Data entries:
============

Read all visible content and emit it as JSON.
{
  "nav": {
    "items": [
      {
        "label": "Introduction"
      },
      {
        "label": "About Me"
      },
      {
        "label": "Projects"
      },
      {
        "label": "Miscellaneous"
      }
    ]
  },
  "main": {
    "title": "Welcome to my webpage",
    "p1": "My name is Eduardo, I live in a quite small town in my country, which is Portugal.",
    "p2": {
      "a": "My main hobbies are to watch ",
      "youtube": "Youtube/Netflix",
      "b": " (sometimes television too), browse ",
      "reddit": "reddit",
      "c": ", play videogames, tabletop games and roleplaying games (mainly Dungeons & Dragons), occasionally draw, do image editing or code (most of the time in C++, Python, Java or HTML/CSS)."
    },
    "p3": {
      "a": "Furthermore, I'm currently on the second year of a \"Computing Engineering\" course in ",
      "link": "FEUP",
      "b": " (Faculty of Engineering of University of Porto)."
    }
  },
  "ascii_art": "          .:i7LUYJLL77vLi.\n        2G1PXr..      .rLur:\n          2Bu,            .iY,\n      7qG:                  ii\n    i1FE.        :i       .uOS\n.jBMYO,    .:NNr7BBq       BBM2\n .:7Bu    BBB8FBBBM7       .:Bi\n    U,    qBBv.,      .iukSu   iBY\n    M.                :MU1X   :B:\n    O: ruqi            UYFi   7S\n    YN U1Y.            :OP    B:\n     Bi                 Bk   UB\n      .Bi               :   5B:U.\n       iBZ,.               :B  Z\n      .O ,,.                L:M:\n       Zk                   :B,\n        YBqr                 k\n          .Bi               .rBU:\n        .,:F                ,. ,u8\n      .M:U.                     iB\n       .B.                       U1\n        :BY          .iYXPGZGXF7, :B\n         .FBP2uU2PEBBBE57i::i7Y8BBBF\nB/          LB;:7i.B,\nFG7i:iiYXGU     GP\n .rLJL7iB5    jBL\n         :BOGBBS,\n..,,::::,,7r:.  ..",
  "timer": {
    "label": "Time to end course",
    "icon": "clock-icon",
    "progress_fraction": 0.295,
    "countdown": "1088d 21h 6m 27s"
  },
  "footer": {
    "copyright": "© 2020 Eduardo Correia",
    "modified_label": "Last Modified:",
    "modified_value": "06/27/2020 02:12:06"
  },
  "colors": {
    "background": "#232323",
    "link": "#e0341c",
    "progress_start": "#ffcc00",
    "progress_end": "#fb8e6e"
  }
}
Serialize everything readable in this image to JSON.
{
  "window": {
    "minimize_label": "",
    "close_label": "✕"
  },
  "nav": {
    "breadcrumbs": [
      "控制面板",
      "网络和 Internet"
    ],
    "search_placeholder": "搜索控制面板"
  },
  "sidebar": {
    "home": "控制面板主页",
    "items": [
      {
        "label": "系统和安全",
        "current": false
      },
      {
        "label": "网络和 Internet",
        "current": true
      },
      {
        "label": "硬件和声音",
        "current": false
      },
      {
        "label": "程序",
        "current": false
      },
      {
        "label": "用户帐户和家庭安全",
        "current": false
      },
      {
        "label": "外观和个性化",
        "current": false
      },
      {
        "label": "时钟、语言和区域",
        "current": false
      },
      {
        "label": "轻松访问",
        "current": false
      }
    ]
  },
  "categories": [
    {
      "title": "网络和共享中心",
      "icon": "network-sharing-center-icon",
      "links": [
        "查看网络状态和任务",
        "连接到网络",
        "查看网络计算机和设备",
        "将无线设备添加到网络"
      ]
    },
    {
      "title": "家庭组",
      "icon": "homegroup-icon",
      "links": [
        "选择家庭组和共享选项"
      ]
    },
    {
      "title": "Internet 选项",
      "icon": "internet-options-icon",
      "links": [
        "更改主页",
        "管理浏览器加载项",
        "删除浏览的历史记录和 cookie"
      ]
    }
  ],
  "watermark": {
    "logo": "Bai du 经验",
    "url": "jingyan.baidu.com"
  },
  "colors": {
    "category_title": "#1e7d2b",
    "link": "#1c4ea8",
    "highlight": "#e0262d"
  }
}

============

=== Written request ===
Find the lines above that include the string "icon" and copy them.

=== Solved problem ===
    "icon": "clock-icon",
      "icon": "network-sharing-center-icon",
      "icon": "homegroup-icon",
      "icon": "internet-options-icon",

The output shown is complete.